Data excerpts:
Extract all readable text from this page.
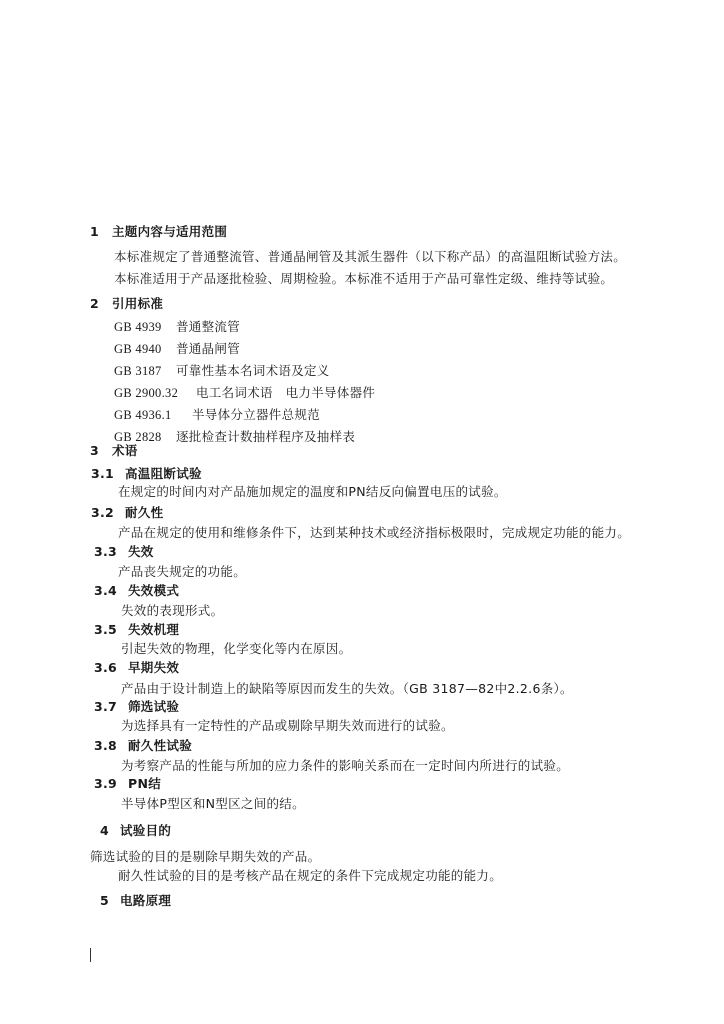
1 主题内容与适用范围
本标准规定了普通整流管、普通晶闸管及其派生器件（以下称产品）的高温阻断试验方法。
本标准适用于产品逐批检验、周期检验。本标准不适用于产品可靠性定级、维持等试验。
2 引用标准
GB 4939 普通整流管
GB 4940 普通晶闸管
GB 3187 可靠性基本名词术语及定义
GB 2900.32 电工名词术语　电力半导体器件
GB 4936.1 半导体分立器件总规范
GB 2828 逐批检查计数抽样程序及抽样表
3 术语
3.1 高温阻断试验
在规定的时间内对产品施加规定的温度和PN结反向偏置电压的试验。
3.2 耐久性
产品在规定的使用和维修条件下，达到某种技术或经济指标极限时，完成规定功能的能力。
3.3 失效
产品丧失规定的功能。
3.4 失效模式
失效的表现形式。
3.5 失效机理
引起失效的物理，化学变化等内在原因。
3.6 早期失效
产品由于设计制造上的缺陷等原因而发生的失效。（GB 3187—82中2.2.6条）。
3.7 筛选试验
为选择具有一定特性的产品或剔除早期失效而进行的试验。
3.8 耐久性试验
为考察产品的性能与所加的应力条件的影响关系而在一定时间内所进行的试验。
3.9 PN结
半导体P型区和N型区之间的结。
4 试验目的
筛选试验的目的是剔除早期失效的产品。
耐久性试验的目的是考核产品在规定的条件下完成规定功能的能力。
5 电路原理
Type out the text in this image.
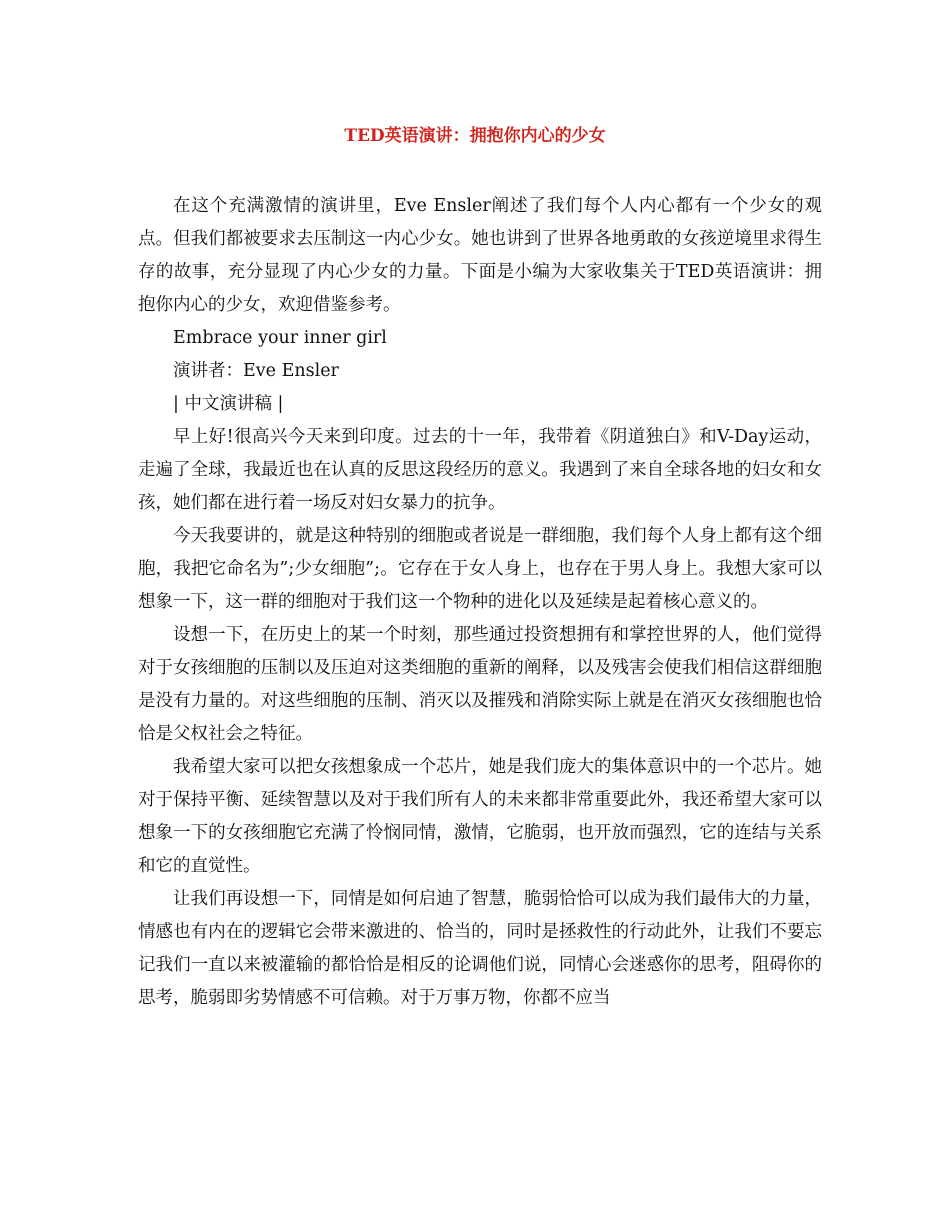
TED英语演讲：拥抱你内心的少女

在这个充满激情的演讲里，Eve Ensler阐述了我们每个人内心都有一个少女的观点。但我们都被要求去压制这一内心少女。她也讲到了世界各地勇敢的女孩逆境里求得生存的故事，充分显现了内心少女的力量。下面是小编为大家收集关于TED英语演讲：拥抱你内心的少女，欢迎借鉴参考。

Embrace your inner girl

演讲者：Eve Ensler

| 中文演讲稿 |

早上好!很高兴今天来到印度。过去的十一年，我带着《阴道独白》和V-Day运动，走遍了全球，我最近也在认真的反思这段经历的意义。我遇到了来自全球各地的妇女和女孩，她们都在进行着一场反对妇女暴力的抗争。

今天我要讲的，就是这种特别的细胞或者说是一群细胞，我们每个人身上都有这个细胞，我把它命名为”;少女细胞”;。它存在于女人身上，也存在于男人身上。我想大家可以想象一下，这一群的细胞对于我们这一个物种的进化以及延续是起着核心意义的。

设想一下，在历史上的某一个时刻，那些通过投资想拥有和掌控世界的人，他们觉得对于女孩细胞的压制以及压迫对这类细胞的重新的阐释，以及残害会使我们相信这群细胞是没有力量的。对这些细胞的压制、消灭以及摧残和消除实际上就是在消灭女孩细胞也恰恰是父权社会之特征。

我希望大家可以把女孩想象成一个芯片，她是我们庞大的集体意识中的一个芯片。她对于保持平衡、延续智慧以及对于我们所有人的未来都非常重要此外，我还希望大家可以想象一下的女孩细胞它充满了怜悯同情，激情，它脆弱，也开放而强烈，它的连结与关系和它的直觉性。

让我们再设想一下，同情是如何启迪了智慧，脆弱恰恰可以成为我们最伟大的力量，情感也有内在的逻辑它会带来激进的、恰当的，同时是拯救性的行动此外，让我们不要忘记我们一直以来被灌输的都恰恰是相反的论调他们说，同情心会迷惑你的思考，阻碍你的思考，脆弱即劣势情感不可信赖。对于万事万物，你都不应当
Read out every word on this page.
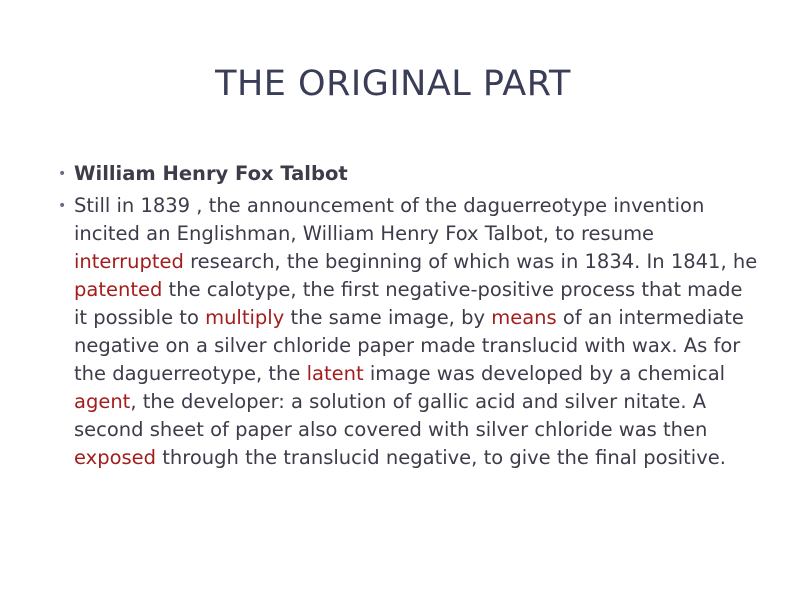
THE ORIGINAL PART
• William Henry Fox Talbot
• Still in 1839 , the announcement of the daguerreotype invention incited an Englishman, William Henry Fox Talbot, to resume interrupted research, the beginning of which was in 1834. In 1841, he patented the calotype, the first negative-positive process that made it possible to multiply the same image, by means of an intermediate negative on a silver chloride paper made translucid with wax. As for the daguerreotype, the latent image was developed by a chemical agent, the developer: a solution of gallic acid and silver nitate. A second sheet of paper also covered with silver chloride was then exposed through the translucid negative, to give the final positive.
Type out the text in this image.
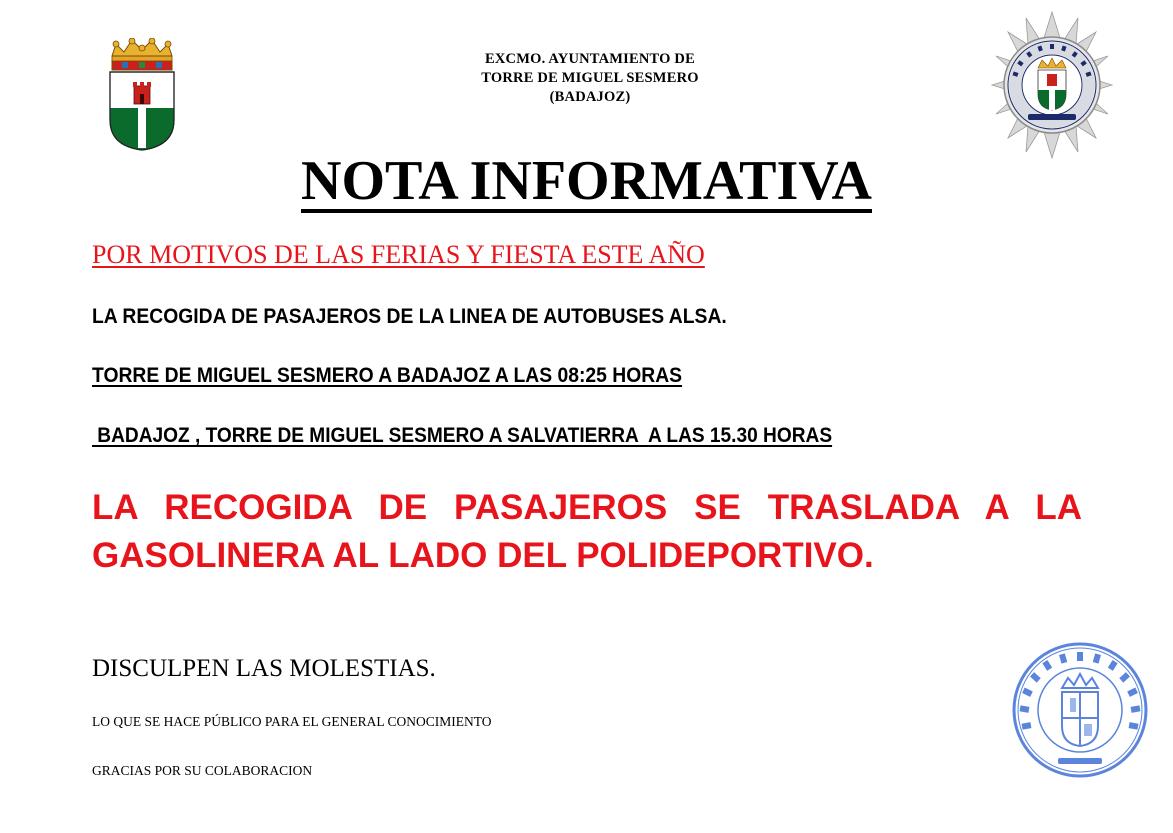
EXCMO. AYUNTAMIENTO DE
TORRE DE MIGUEL SESMERO
(BADAJOZ)
NOTA INFORMATIVA
POR MOTIVOS DE LAS FERIAS Y FIESTA ESTE AÑO
LA RECOGIDA DE PASAJEROS DE LA LINEA DE AUTOBUSES ALSA.
TORRE DE MIGUEL SESMERO A BADAJOZ A LAS 08:25 HORAS
BADAJOZ , TORRE DE MIGUEL SESMERO A SALVATIERRA  A LAS 15.30 HORAS
LA RECOGIDA DE PASAJEROS SE TRASLADA A LA
GASOLINERA AL LADO DEL POLIDEPORTIVO.
DISCULPEN LAS MOLESTIAS.
LO QUE SE HACE PÚBLICO PARA EL GENERAL CONOCIMIENTO
GRACIAS POR SU COLABORACION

Work to do
Images in the data above are to be skipped. Retype all other material exactly.

Exercise solution
Extract all readable text from this page.
1 主题内容与适用范围
本标准规定了普通整流管、普通晶闸管及其派生器件（以下称产品）的高温阻断试验方法。
本标准适用于产品逐批检验、周期检验。本标准不适用于产品可靠性定级、维持等试验。
2 引用标准
GB 4939 普通整流管
GB 4940 普通晶闸管
GB 3187 可靠性基本名词术语及定义
GB 2900.32 电工名词术语　电力半导体器件
GB 4936.1 半导体分立器件总规范
GB 2828 逐批检查计数抽样程序及抽样表
3 术语
3.1 高温阻断试验
在规定的时间内对产品施加规定的温度和PN结反向偏置电压的试验。
3.2 耐久性
产品在规定的使用和维修条件下，达到某种技术或经济指标极限时，完成规定功能的能力。
3.3 失效
产品丧失规定的功能。
3.4 失效模式
失效的表现形式。
3.5 失效机理
引起失效的物理，化学变化等内在原因。
3.6 早期失效
产品由于设计制造上的缺陷等原因而发生的失效。（GB 3187—82中2.2.6条）。
3.7 筛选试验
为选择具有一定特性的产品或剔除早期失效而进行的试验。
3.8 耐久性试验
为考察产品的性能与所加的应力条件的影响关系而在一定时间内所进行的试验。
3.9 PN结
半导体P型区和N型区之间的结。
4 试验目的
筛选试验的目的是剔除早期失效的产品。
耐久性试验的目的是考核产品在规定的条件下完成规定功能的能力。
5 电路原理
Type out the text in this image.
TED英语演讲：拥抱你内心的少女

在这个充满激情的演讲里，Eve Ensler阐述了我们每个人内心都有一个少女的观点。但我们都被要求去压制这一内心少女。她也讲到了世界各地勇敢的女孩逆境里求得生存的故事，充分显现了内心少女的力量。下面是小编为大家收集关于TED英语演讲：拥抱你内心的少女，欢迎借鉴参考。

Embrace your inner girl

演讲者：Eve Ensler

| 中文演讲稿 |

早上好!很高兴今天来到印度。过去的十一年，我带着《阴道独白》和V-Day运动，走遍了全球，我最近也在认真的反思这段经历的意义。我遇到了来自全球各地的妇女和女孩，她们都在进行着一场反对妇女暴力的抗争。

今天我要讲的，就是这种特别的细胞或者说是一群细胞，我们每个人身上都有这个细胞，我把它命名为”;少女细胞”;。它存在于女人身上，也存在于男人身上。我想大家可以想象一下，这一群的细胞对于我们这一个物种的进化以及延续是起着核心意义的。

设想一下，在历史上的某一个时刻，那些通过投资想拥有和掌控世界的人，他们觉得对于女孩细胞的压制以及压迫对这类细胞的重新的阐释，以及残害会使我们相信这群细胞是没有力量的。对这些细胞的压制、消灭以及摧残和消除实际上就是在消灭女孩细胞也恰恰是父权社会之特征。

我希望大家可以把女孩想象成一个芯片，她是我们庞大的集体意识中的一个芯片。她对于保持平衡、延续智慧以及对于我们所有人的未来都非常重要此外，我还希望大家可以想象一下的女孩细胞它充满了怜悯同情，激情，它脆弱，也开放而强烈，它的连结与关系和它的直觉性。

让我们再设想一下，同情是如何启迪了智慧，脆弱恰恰可以成为我们最伟大的力量，情感也有内在的逻辑它会带来激进的、恰当的，同时是拯救性的行动此外，让我们不要忘记我们一直以来被灌输的都恰恰是相反的论调他们说，同情心会迷惑你的思考，阻碍你的思考，脆弱即劣势情感不可信赖。对于万事万物，你都不应当
Read out every word on this page.
THE ORIGINAL PART
• William Henry Fox Talbot
• Still in 1839 , the announcement of the daguerreotype invention incited an Englishman, William Henry Fox Talbot, to resume interrupted research, the beginning of which was in 1834. In 1841, he patented the calotype, the first negative-positive process that made it possible to multiply the same image, by means of an intermediate negative on a silver chloride paper made translucid with wax. As for the daguerreotype, the latent image was developed by a chemical agent, the developer: a solution of gallic acid and silver nitate. A second sheet of paper also covered with silver chloride was then exposed through the translucid negative, to give the final positive.
Type out the text in this image.
EXCMO. AYUNTAMIENTO DE
TORRE DE MIGUEL SESMERO
(BADAJOZ)
NOTA INFORMATIVA
POR MOTIVOS DE LAS FERIAS Y FIESTA ESTE AÑO
LA RECOGIDA DE PASAJEROS DE LA LINEA DE AUTOBUSES ALSA.
TORRE DE MIGUEL SESMERO A BADAJOZ A LAS 08:25 HORAS
BADAJOZ , TORRE DE MIGUEL SESMERO A SALVATIERRA  A LAS 15.30 HORAS
LA RECOGIDA DE PASAJEROS SE TRASLADA A LA
GASOLINERA AL LADO DEL POLIDEPORTIVO.
DISCULPEN LAS MOLESTIAS.
LO QUE SE HACE PÚBLICO PARA EL GENERAL CONOCIMIENTO
GRACIAS POR SU COLABORACION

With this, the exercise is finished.